### Your task
A faithful transcription of all the data is required.

[Records for this exercise start]

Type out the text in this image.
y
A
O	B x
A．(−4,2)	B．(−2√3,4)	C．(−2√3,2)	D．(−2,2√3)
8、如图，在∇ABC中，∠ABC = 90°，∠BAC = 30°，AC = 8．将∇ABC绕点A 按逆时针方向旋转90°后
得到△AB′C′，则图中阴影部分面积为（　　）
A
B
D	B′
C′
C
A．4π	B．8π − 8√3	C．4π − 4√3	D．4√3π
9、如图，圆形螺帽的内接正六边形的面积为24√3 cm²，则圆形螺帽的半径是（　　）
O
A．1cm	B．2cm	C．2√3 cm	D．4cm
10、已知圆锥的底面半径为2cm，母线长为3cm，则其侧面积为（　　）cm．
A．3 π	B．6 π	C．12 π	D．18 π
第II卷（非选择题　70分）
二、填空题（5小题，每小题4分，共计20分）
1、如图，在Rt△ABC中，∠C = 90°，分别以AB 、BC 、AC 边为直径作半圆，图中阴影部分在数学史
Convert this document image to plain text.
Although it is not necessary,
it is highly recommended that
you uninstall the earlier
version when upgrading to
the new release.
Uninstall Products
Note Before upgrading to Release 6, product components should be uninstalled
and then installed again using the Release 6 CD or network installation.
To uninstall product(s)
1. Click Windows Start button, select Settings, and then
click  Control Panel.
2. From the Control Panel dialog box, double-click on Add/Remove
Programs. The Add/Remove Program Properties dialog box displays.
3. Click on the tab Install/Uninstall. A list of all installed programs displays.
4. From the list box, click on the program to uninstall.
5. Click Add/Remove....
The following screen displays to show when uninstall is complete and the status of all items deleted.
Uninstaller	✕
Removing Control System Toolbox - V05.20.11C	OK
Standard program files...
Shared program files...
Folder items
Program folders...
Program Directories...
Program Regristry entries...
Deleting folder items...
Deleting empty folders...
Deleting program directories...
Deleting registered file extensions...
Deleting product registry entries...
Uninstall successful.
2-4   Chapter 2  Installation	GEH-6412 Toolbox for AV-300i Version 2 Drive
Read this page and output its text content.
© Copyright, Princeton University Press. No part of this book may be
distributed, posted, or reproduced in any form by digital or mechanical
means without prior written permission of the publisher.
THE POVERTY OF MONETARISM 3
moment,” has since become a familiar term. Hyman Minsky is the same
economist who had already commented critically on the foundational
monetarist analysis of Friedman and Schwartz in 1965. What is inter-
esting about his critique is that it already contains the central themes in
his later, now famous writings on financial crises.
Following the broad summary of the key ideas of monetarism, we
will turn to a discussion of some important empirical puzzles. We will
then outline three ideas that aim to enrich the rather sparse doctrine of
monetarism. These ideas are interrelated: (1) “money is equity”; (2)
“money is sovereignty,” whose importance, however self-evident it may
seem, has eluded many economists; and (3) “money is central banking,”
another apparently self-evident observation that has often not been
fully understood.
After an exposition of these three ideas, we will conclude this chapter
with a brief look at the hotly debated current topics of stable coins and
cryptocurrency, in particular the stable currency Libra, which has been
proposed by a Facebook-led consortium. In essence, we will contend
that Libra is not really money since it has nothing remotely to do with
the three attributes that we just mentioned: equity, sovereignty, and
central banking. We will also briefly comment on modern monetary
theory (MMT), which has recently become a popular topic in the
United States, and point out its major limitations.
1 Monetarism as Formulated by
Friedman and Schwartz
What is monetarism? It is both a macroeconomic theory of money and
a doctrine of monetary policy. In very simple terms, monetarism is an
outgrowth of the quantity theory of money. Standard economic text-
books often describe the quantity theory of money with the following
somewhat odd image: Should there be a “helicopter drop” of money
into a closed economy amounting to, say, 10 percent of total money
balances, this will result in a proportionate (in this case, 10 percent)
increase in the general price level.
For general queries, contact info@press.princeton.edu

[Records for this exercise end]

### Solution for this exercise
Type out the text in this image.
y
A
O	B x
A．(−4,2)	B．(−2√3,4)	C．(−2√3,2)	D．(−2,2√3)
8、如图，在∇ABC中，∠ABC = 90°，∠BAC = 30°，AC = 8．将∇ABC绕点A 按逆时针方向旋转90°后
得到△AB′C′，则图中阴影部分面积为（　　）
A
B
D	B′
C′
C
A．4π	B．8π − 8√3	C．4π − 4√3	D．4√3π
9、如图，圆形螺帽的内接正六边形的面积为24√3 cm²，则圆形螺帽的半径是（　　）
O
A．1cm	B．2cm	C．2√3 cm	D．4cm
10、已知圆锥的底面半径为2cm，母线长为3cm，则其侧面积为（　　）cm．
A．3 π	B．6 π	C．12 π	D．18 π
第II卷（非选择题　70分）
二、填空题（5小题，每小题4分，共计20分）
1、如图，在Rt△ABC中，∠C = 90°，分别以AB 、BC 、AC 边为直径作半圆，图中阴影部分在数学史
Convert this document image to plain text.
Although it is not necessary,
it is highly recommended that
you uninstall the earlier
version when upgrading to
the new release.
Uninstall Products
Note Before upgrading to Release 6, product components should be uninstalled
and then installed again using the Release 6 CD or network installation.
To uninstall product(s)
1. Click Windows Start button, select Settings, and then
click  Control Panel.
2. From the Control Panel dialog box, double-click on Add/Remove
Programs. The Add/Remove Program Properties dialog box displays.
3. Click on the tab Install/Uninstall. A list of all installed programs displays.
4. From the list box, click on the program to uninstall.
5. Click Add/Remove....
The following screen displays to show when uninstall is complete and the status of all items deleted.
Uninstaller	✕
Removing Control System Toolbox - V05.20.11C	OK
Standard program files...
Shared program files...
Folder items
Program folders...
Program Directories...
Program Regristry entries...
Deleting folder items...
Deleting empty folders...
Deleting program directories...
Deleting registered file extensions...
Deleting product registry entries...
Uninstall successful.
2-4   Chapter 2  Installation	GEH-6412 Toolbox for AV-300i Version 2 Drive
Read this page and output its text content.
© Copyright, Princeton University Press. No part of this book may be
distributed, posted, or reproduced in any form by digital or mechanical
means without prior written permission of the publisher.
THE POVERTY OF MONETARISM 3
moment,” has since become a familiar term. Hyman Minsky is the same
economist who had already commented critically on the foundational
monetarist analysis of Friedman and Schwartz in 1965. What is inter-
esting about his critique is that it already contains the central themes in
his later, now famous writings on financial crises.
Following the broad summary of the key ideas of monetarism, we
will turn to a discussion of some important empirical puzzles. We will
then outline three ideas that aim to enrich the rather sparse doctrine of
monetarism. These ideas are interrelated: (1) “money is equity”; (2)
“money is sovereignty,” whose importance, however self-evident it may
seem, has eluded many economists; and (3) “money is central banking,”
another apparently self-evident observation that has often not been
fully understood.
After an exposition of these three ideas, we will conclude this chapter
with a brief look at the hotly debated current topics of stable coins and
cryptocurrency, in particular the stable currency Libra, which has been
proposed by a Facebook-led consortium. In essence, we will contend
that Libra is not really money since it has nothing remotely to do with
the three attributes that we just mentioned: equity, sovereignty, and
central banking. We will also briefly comment on modern monetary
theory (MMT), which has recently become a popular topic in the
United States, and point out its major limitations.
1 Monetarism as Formulated by
Friedman and Schwartz
What is monetarism? It is both a macroeconomic theory of money and
a doctrine of monetary policy. In very simple terms, monetarism is an
outgrowth of the quantity theory of money. Standard economic text-
books often describe the quantity theory of money with the following
somewhat odd image: Should there be a “helicopter drop” of money
into a closed economy amounting to, say, 10 percent of total money
balances, this will result in a proportionate (in this case, 10 percent)
increase in the general price level.
For general queries, contact info@press.princeton.edu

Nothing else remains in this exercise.